> **Exercise details**
Could you output exactly the lines running from the one containing "Output a JSON" to the final line of the listing below, leaving out pictures?

+-------+

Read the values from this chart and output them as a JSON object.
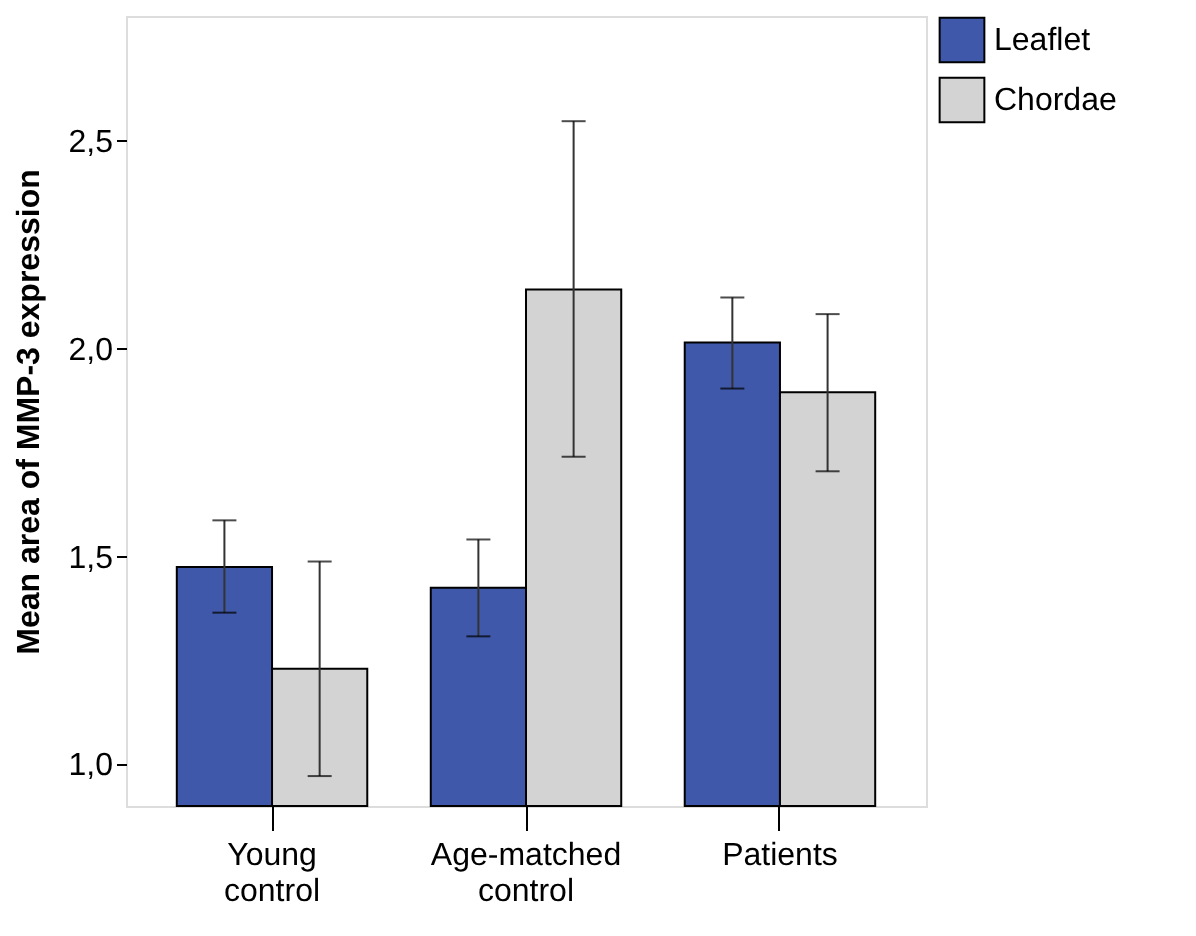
{
  "chart_data": {
    "type": "bar",
    "ylabel": "Mean area of MMP-3 expression",
    "categories": [
      "Young control",
      "Age-matched control",
      "Patients"
    ],
    "series": [
      {
        "name": "Leaflet",
        "color": "#3f58a9",
        "values": [
          1.475,
          1.425,
          2.015
        ],
        "errors": [
          [
            1.365,
            1.587
          ],
          [
            1.308,
            1.541
          ],
          [
            1.904,
            2.123
          ]
        ]
      },
      {
        "name": "Chordae",
        "color": "#d3d3d3",
        "values": [
          1.23,
          2.142,
          1.895
        ],
        "errors": [
          [
            0.972,
            1.488
          ],
          [
            1.74,
            2.547
          ],
          [
            1.705,
            2.083
          ]
        ]
      }
    ],
    "ylim": [
      0.9,
      2.8
    ],
    "yticks": [
      {
        "value": 1.0,
        "label": "1,0"
      },
      {
        "value": 1.5,
        "label": "1,5"
      },
      {
        "value": 2.0,
        "label": "2,0"
      },
      {
        "value": 2.5,
        "label": "2,5"
      }
    ],
    "grid": false,
    "legend": "top right"
  }
}
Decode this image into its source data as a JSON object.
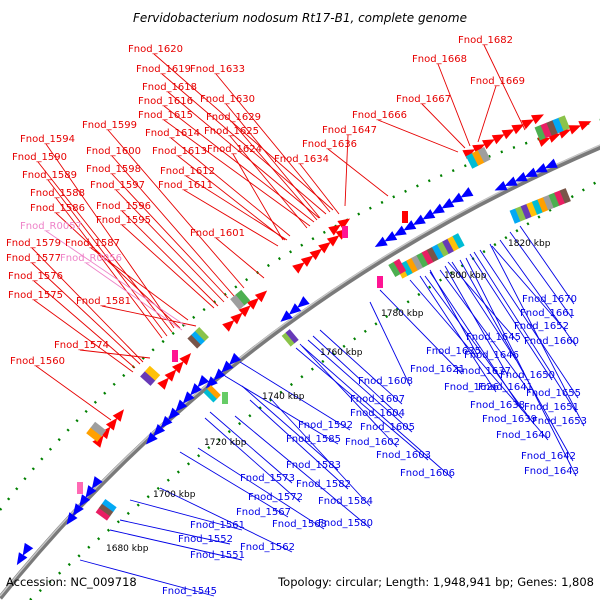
{
  "title": "Fervidobacterium nodosum Rt17-B1, complete genome",
  "footer": {
    "accession": "Accession: NC_009718",
    "summary": "Topology: circular; Length: 1,948,941 bp; Genes: 1,808"
  },
  "colors": {
    "forward_label": "#e60000",
    "reverse_label": "#0000e6",
    "rna_label": "#ee82c8",
    "forward_arrow": "#ff0000",
    "reverse_arrow": "#0000ff",
    "backbone": "#888888",
    "tick_dots": "#008000"
  },
  "scale_labels": [
    "1680 kbp",
    "1700 kbp",
    "1720 kbp",
    "1740 kbp",
    "1760 kbp",
    "1780 kbp",
    "1800 kbp",
    "1820 kbp"
  ],
  "forward_genes": [
    "Fnod_1620",
    "Fnod_1619",
    "Fnod_1633",
    "Fnod_1618",
    "Fnod_1630",
    "Fnod_1616",
    "Fnod_1629",
    "Fnod_1615",
    "Fnod_1625",
    "Fnod_1614",
    "Fnod_1613",
    "Fnod_1624",
    "Fnod_1634",
    "Fnod_1612",
    "Fnod_1611",
    "Fnod_1599",
    "Fnod_1594",
    "Fnod_1600",
    "Fnod_1590",
    "Fnod_1598",
    "Fnod_1589",
    "Fnod_1597",
    "Fnod_1588",
    "Fnod_1596",
    "Fnod_1586",
    "Fnod_1595",
    "Fnod_1601",
    "Fnod_1579",
    "Fnod_1587",
    "Fnod_1577",
    "Fnod_1576",
    "Fnod_1575",
    "Fnod_1581",
    "Fnod_1574",
    "Fnod_1560",
    "Fnod_1682",
    "Fnod_1668",
    "Fnod_1669",
    "Fnod_1667",
    "Fnod_1666",
    "Fnod_1647",
    "Fnod_1636"
  ],
  "rna_genes": [
    "Fnod_R0057",
    "Fnod_R0056"
  ],
  "reverse_genes": [
    "Fnod_1670",
    "Fnod_1661",
    "Fnod_1652",
    "Fnod_1645",
    "Fnod_1660",
    "Fnod_1635",
    "Fnod_1646",
    "Fnod_1621",
    "Fnod_1637",
    "Fnod_1650",
    "Fnod_1608",
    "Fnod_1626",
    "Fnod_1641",
    "Fnod_1655",
    "Fnod_1607",
    "Fnod_1638",
    "Fnod_1651",
    "Fnod_1604",
    "Fnod_1639",
    "Fnod_1653",
    "Fnod_1592",
    "Fnod_1605",
    "Fnod_1640",
    "Fnod_1585",
    "Fnod_1602",
    "Fnod_1642",
    "Fnod_1603",
    "Fnod_1643",
    "Fnod_1583",
    "Fnod_1606",
    "Fnod_1573",
    "Fnod_1582",
    "Fnod_1572",
    "Fnod_1584",
    "Fnod_1567",
    "Fnod_1561",
    "Fnod_1568",
    "Fnod_1580",
    "Fnod_1552",
    "Fnod_1562",
    "Fnod_1551",
    "Fnod_1545"
  ]
}
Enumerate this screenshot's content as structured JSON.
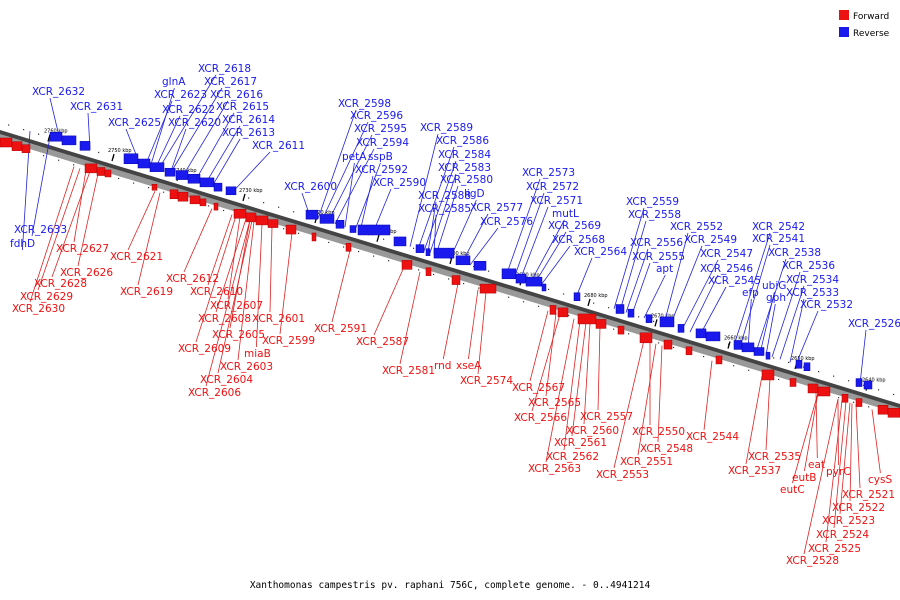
{
  "colors": {
    "forward": "#ee1111",
    "reverse": "#1a1aee",
    "forward_line": "#dd2222",
    "reverse_line": "#2222dd"
  },
  "legend": {
    "forward_label": "Forward",
    "reverse_label": "Reverse"
  },
  "caption": "Xanthomonas campestris pv. raphani 756C, complete genome. - 0..4941214",
  "ticks": [
    "2760 kbp",
    "2750 kbp",
    "2740 kbp",
    "2730 kbp",
    "2720 kbp",
    "2710 kbp",
    "2700 kbp",
    "2690 kbp",
    "2680 kbp",
    "2670 kbp",
    "2660 kbp",
    "2650 kbp",
    "2640 kbp"
  ],
  "reverse_labels": [
    "XCR_2632",
    "XCR_2631",
    "XCR_2625",
    "glnA",
    "XCR_2618",
    "XCR_2617",
    "XCR_2623",
    "XCR_2616",
    "XCR_2622",
    "XCR_2615",
    "XCR_2620",
    "XCR_2614",
    "XCR_2613",
    "XCR_2611",
    "XCR_2633",
    "fdhD",
    "XCR_2598",
    "XCR_2596",
    "XCR_2595",
    "XCR_2594",
    "petA",
    "sspB",
    "XCR_2592",
    "XCR_2600",
    "XCR_2590",
    "XCR_2589",
    "XCR_2586",
    "XCR_2584",
    "XCR_2583",
    "XCR_2580",
    "XCR_2588",
    "ligD",
    "XCR_2585",
    "XCR_2577",
    "XCR_2576",
    "XCR_2573",
    "XCR_2572",
    "XCR_2571",
    "mutL",
    "XCR_2569",
    "XCR_2568",
    "XCR_2564",
    "XCR_2559",
    "XCR_2558",
    "XCR_2556",
    "XCR_2555",
    "apt",
    "XCR_2552",
    "XCR_2549",
    "XCR_2547",
    "XCR_2546",
    "XCR_2545",
    "XCR_2542",
    "XCR_2541",
    "efp",
    "XCR_2538",
    "ubiG",
    "gph",
    "XCR_2536",
    "XCR_2534",
    "XCR_2533",
    "XCR_2532",
    "XCR_2526"
  ],
  "forward_labels": [
    "XCR_2627",
    "XCR_2626",
    "XCR_2628",
    "XCR_2629",
    "XCR_2630",
    "XCR_2621",
    "XCR_2619",
    "XCR_2612",
    "XCR_2610",
    "XCR_2607",
    "XCR_2608",
    "XCR_2605",
    "XCR_2609",
    "XCR_2603",
    "miaB",
    "XCR_2604",
    "XCR_2606",
    "XCR_2601",
    "XCR_2599",
    "XCR_2591",
    "XCR_2587",
    "XCR_2581",
    "rnd",
    "xseA",
    "XCR_2574",
    "XCR_2567",
    "XCR_2565",
    "XCR_2566",
    "XCR_2560",
    "XCR_2557",
    "XCR_2561",
    "XCR_2562",
    "XCR_2563",
    "XCR_2550",
    "XCR_2548",
    "XCR_2551",
    "XCR_2553",
    "XCR_2544",
    "XCR_2535",
    "XCR_2537",
    "eat",
    "eutB",
    "eutC",
    "pyrC",
    "cysS",
    "XCR_2521",
    "XCR_2522",
    "XCR_2523",
    "XCR_2524",
    "XCR_2525",
    "XCR_2528"
  ]
}
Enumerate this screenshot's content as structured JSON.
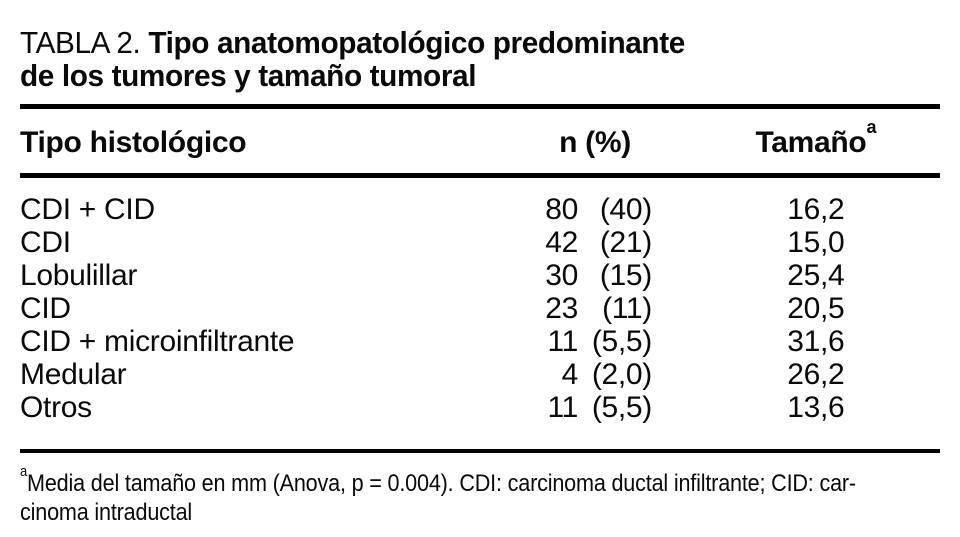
{
  "document": {
    "label": "TABLA 2.",
    "title_line1": "Tipo anatomopatológico predominante",
    "title_line2": "de los tumores y tamaño tumoral"
  },
  "table": {
    "columns": [
      {
        "label": "Tipo histológico"
      },
      {
        "label": "n (%)"
      },
      {
        "label": "Tamaño",
        "superscript": "a"
      }
    ],
    "rows": [
      {
        "tipo": "CDI + CID",
        "n": "80",
        "pct": "(40)",
        "tamano": "16,2"
      },
      {
        "tipo": "CDI",
        "n": "42",
        "pct": "(21)",
        "tamano": "15,0"
      },
      {
        "tipo": "Lobulillar",
        "n": "30",
        "pct": "(15)",
        "tamano": "25,4"
      },
      {
        "tipo": "CID",
        "n": "23",
        "pct": "(11)",
        "tamano": "20,5"
      },
      {
        "tipo": "CID + microinfiltrante",
        "n": "11",
        "pct": "(5,5)",
        "tamano": "31,6"
      },
      {
        "tipo": "Medular",
        "n": "4",
        "pct": "(2,0)",
        "tamano": "26,2"
      },
      {
        "tipo": "Otros",
        "n": "11",
        "pct": "(5,5)",
        "tamano": "13,6"
      }
    ]
  },
  "footnote": {
    "marker": "a",
    "line1": "Media del tamaño en mm (Anova, p = 0.004). CDI: carcinoma ductal infiltrante; CID: car-",
    "line2": "cinoma intraductal"
  },
  "colors": {
    "background": "#ffffff",
    "text": "#0a0a0a",
    "rule": "#000000"
  }
}
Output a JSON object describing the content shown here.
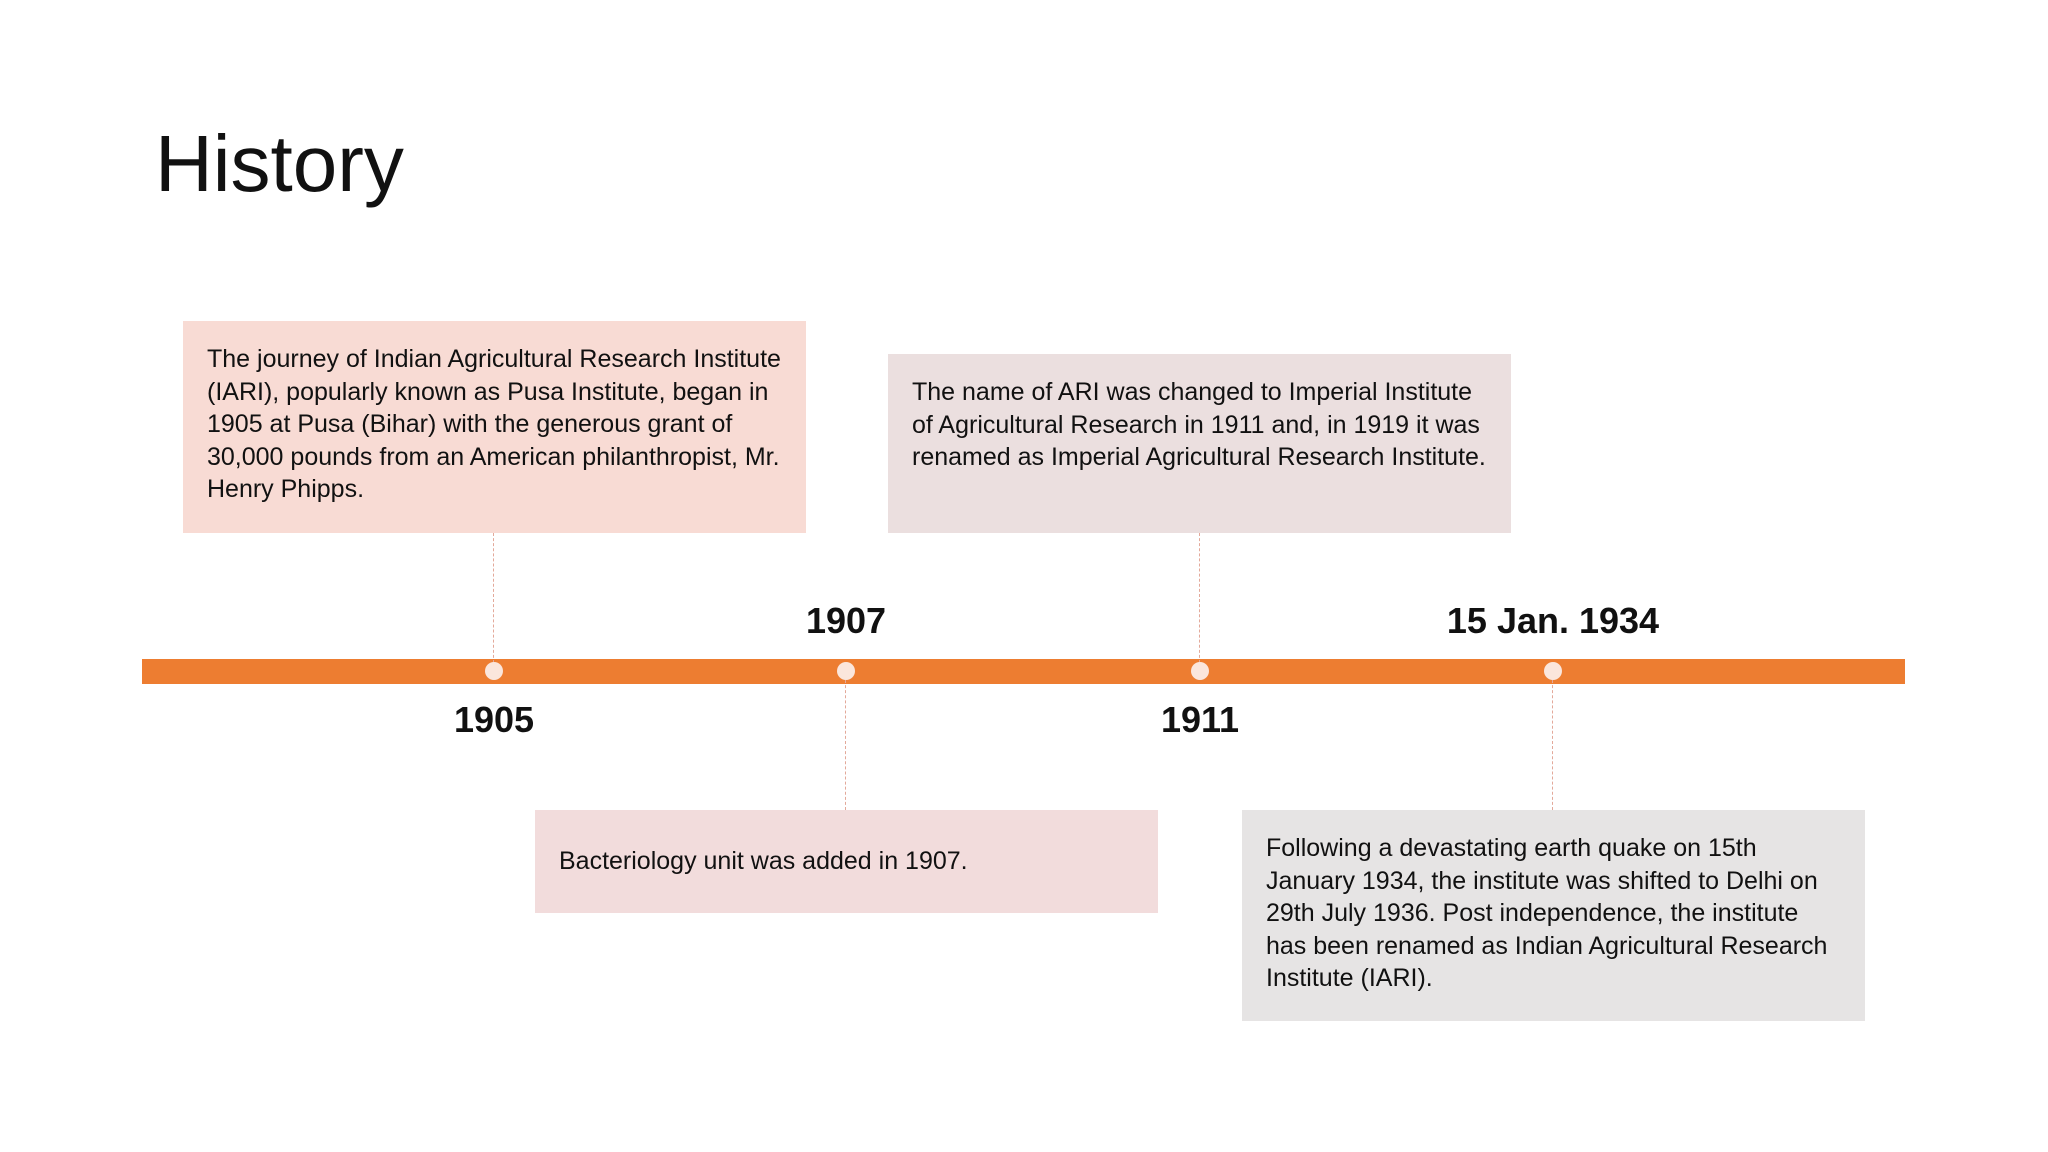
{
  "title": "History",
  "events": [
    {
      "date": "1905",
      "text": "The journey of Indian Agricultural Research Institute (IARI), popularly known as Pusa Institute, began in 1905 at Pusa (Bihar) with the generous grant of 30,000 pounds from an American philanthropist, Mr. Henry Phipps."
    },
    {
      "date": "1907",
      "text": "Bacteriology unit was added in 1907."
    },
    {
      "date": "1911",
      "text": "The name of ARI was changed to Imperial Institute of Agricultural Research in 1911 and, in 1919 it was renamed as Imperial Agricultural Research Institute."
    },
    {
      "date": "15 Jan. 1934",
      "text": "Following a devastating earth quake on 15th January 1934, the institute was shifted to Delhi on 29th July 1936. Post independence, the institute has been renamed as Indian Agricultural Research Institute (IARI)."
    }
  ]
}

+-------+

> **Result below**
Output a JSON object describing the content shown here.
{
  "title": "History",
  "events": [
    {
      "date": "1905",
      "text": "The journey of Indian Agricultural Research Institute (IARI), popularly known as Pusa Institute, began in 1905 at Pusa (Bihar) with the generous grant of 30,000 pounds from an American philanthropist, Mr. Henry Phipps."
    },
    {
      "date": "1907",
      "text": "Bacteriology unit was added in 1907."
    },
    {
      "date": "1911",
      "text": "The name of ARI was changed to Imperial Institute of Agricultural Research in 1911 and, in 1919 it was renamed as Imperial Agricultural Research Institute."
    },
    {
      "date": "15 Jan. 1934",
      "text": "Following a devastating earth quake on 15th January 1934, the institute was shifted to Delhi on 29th July 1936. Post independence, the institute has been renamed as Indian Agricultural Research Institute (IARI)."
    }
  ]
}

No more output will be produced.